• _Task statement_
The listing below should be printed exactly, every line of it. Skip the pictures.

• _Data_
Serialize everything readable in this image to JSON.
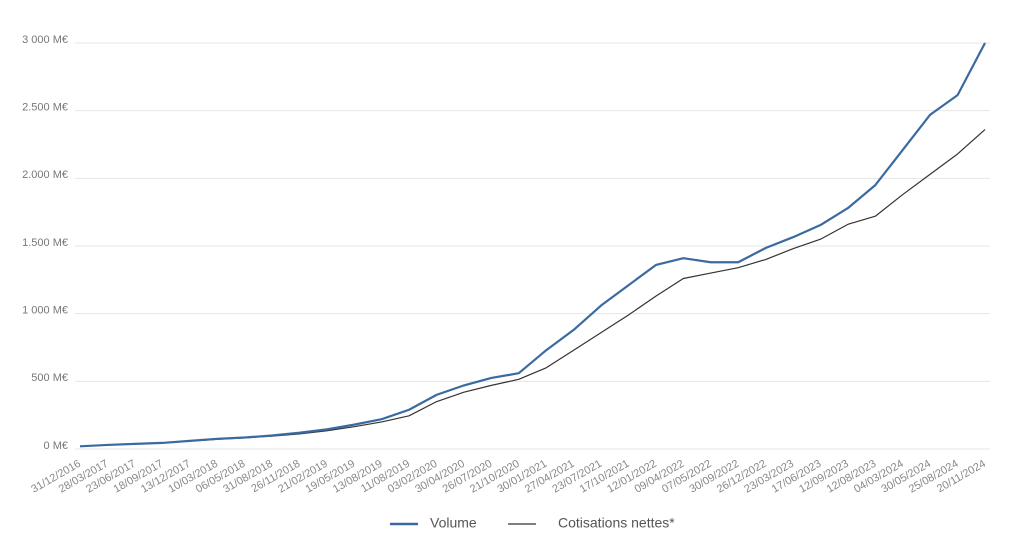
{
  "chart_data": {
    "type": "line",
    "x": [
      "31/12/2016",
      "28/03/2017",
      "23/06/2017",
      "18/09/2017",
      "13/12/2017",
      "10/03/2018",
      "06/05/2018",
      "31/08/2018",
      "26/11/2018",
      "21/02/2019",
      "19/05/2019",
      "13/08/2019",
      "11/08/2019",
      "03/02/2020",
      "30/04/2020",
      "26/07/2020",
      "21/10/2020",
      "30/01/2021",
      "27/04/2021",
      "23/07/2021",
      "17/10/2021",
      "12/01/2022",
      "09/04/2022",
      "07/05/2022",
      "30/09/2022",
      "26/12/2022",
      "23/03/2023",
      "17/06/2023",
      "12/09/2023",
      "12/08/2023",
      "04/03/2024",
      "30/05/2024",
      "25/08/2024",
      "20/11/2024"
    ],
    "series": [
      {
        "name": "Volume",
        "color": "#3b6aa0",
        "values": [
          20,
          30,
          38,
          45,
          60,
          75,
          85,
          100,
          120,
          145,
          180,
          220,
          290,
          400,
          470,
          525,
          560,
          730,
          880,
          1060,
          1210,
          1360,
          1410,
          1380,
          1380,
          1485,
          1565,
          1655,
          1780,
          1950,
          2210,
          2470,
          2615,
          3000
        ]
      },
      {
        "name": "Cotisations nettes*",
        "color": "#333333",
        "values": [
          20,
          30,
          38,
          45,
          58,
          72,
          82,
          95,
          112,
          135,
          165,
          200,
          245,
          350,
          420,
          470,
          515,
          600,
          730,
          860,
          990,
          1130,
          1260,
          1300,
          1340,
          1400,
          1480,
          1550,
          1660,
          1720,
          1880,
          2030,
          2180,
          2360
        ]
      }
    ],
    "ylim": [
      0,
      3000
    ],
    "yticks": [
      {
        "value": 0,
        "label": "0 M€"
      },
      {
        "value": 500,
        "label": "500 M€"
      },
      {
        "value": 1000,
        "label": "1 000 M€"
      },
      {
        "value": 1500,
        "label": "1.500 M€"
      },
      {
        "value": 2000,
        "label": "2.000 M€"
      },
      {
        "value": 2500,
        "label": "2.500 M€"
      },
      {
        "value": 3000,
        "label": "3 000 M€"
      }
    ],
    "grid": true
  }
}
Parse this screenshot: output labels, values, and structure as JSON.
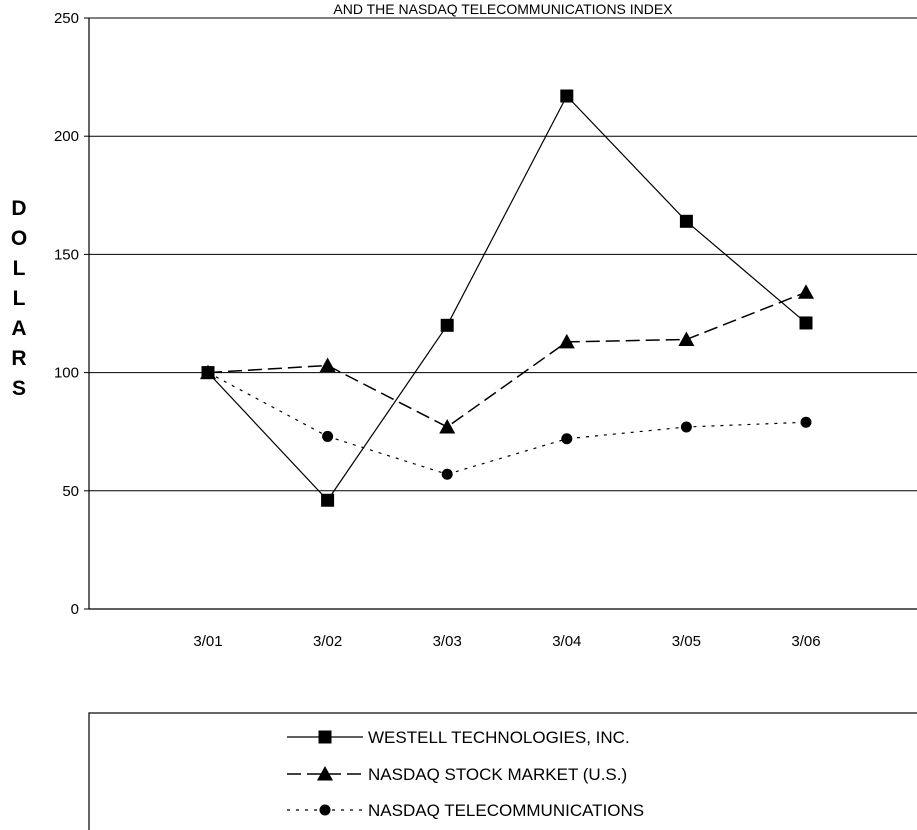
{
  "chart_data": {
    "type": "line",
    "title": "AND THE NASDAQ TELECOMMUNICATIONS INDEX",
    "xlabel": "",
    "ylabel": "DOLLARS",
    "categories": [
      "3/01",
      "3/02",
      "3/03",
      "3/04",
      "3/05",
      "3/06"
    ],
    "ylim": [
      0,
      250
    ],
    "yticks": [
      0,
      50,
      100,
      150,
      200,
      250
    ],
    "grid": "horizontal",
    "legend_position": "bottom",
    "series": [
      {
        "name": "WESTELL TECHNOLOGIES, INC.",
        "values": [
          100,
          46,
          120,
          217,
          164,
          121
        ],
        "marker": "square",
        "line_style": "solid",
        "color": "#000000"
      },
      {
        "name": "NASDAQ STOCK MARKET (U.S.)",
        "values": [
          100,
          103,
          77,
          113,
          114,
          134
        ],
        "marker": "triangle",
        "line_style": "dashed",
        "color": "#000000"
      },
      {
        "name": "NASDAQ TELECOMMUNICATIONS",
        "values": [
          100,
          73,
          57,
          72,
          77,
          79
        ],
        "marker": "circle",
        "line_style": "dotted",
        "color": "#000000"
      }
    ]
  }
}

• _Expected output_
Serialize everything readable in this image to JSON.
{
  "chart_data": {
    "type": "line",
    "x": [
      "31/12/2016",
      "28/03/2017",
      "23/06/2017",
      "18/09/2017",
      "13/12/2017",
      "10/03/2018",
      "06/05/2018",
      "31/08/2018",
      "26/11/2018",
      "21/02/2019",
      "19/05/2019",
      "13/08/2019",
      "11/08/2019",
      "03/02/2020",
      "30/04/2020",
      "26/07/2020",
      "21/10/2020",
      "30/01/2021",
      "27/04/2021",
      "23/07/2021",
      "17/10/2021",
      "12/01/2022",
      "09/04/2022",
      "07/05/2022",
      "30/09/2022",
      "26/12/2022",
      "23/03/2023",
      "17/06/2023",
      "12/09/2023",
      "12/08/2023",
      "04/03/2024",
      "30/05/2024",
      "25/08/2024",
      "20/11/2024"
    ],
    "series": [
      {
        "name": "Volume",
        "color": "#3b6aa0",
        "values": [
          20,
          30,
          38,
          45,
          60,
          75,
          85,
          100,
          120,
          145,
          180,
          220,
          290,
          400,
          470,
          525,
          560,
          730,
          880,
          1060,
          1210,
          1360,
          1410,
          1380,
          1380,
          1485,
          1565,
          1655,
          1780,
          1950,
          2210,
          2470,
          2615,
          3000
        ]
      },
      {
        "name": "Cotisations nettes*",
        "color": "#333333",
        "values": [
          20,
          30,
          38,
          45,
          58,
          72,
          82,
          95,
          112,
          135,
          165,
          200,
          245,
          350,
          420,
          470,
          515,
          600,
          730,
          860,
          990,
          1130,
          1260,
          1300,
          1340,
          1400,
          1480,
          1550,
          1660,
          1720,
          1880,
          2030,
          2180,
          2360
        ]
      }
    ],
    "ylim": [
      0,
      3000
    ],
    "yticks": [
      {
        "value": 0,
        "label": "0 M€"
      },
      {
        "value": 500,
        "label": "500 M€"
      },
      {
        "value": 1000,
        "label": "1 000 M€"
      },
      {
        "value": 1500,
        "label": "1.500 M€"
      },
      {
        "value": 2000,
        "label": "2.000 M€"
      },
      {
        "value": 2500,
        "label": "2.500 M€"
      },
      {
        "value": 3000,
        "label": "3 000 M€"
      }
    ],
    "grid": true
  }
}
Parse this screenshot: output labels, values, and structure as JSON.
{
  "chart_data": {
    "type": "line",
    "title": "AND THE NASDAQ TELECOMMUNICATIONS INDEX",
    "xlabel": "",
    "ylabel": "DOLLARS",
    "categories": [
      "3/01",
      "3/02",
      "3/03",
      "3/04",
      "3/05",
      "3/06"
    ],
    "ylim": [
      0,
      250
    ],
    "yticks": [
      0,
      50,
      100,
      150,
      200,
      250
    ],
    "grid": "horizontal",
    "legend_position": "bottom",
    "series": [
      {
        "name": "WESTELL TECHNOLOGIES, INC.",
        "values": [
          100,
          46,
          120,
          217,
          164,
          121
        ],
        "marker": "square",
        "line_style": "solid",
        "color": "#000000"
      },
      {
        "name": "NASDAQ STOCK MARKET (U.S.)",
        "values": [
          100,
          103,
          77,
          113,
          114,
          134
        ],
        "marker": "triangle",
        "line_style": "dashed",
        "color": "#000000"
      },
      {
        "name": "NASDAQ TELECOMMUNICATIONS",
        "values": [
          100,
          73,
          57,
          72,
          77,
          79
        ],
        "marker": "circle",
        "line_style": "dotted",
        "color": "#000000"
      }
    ]
  }
}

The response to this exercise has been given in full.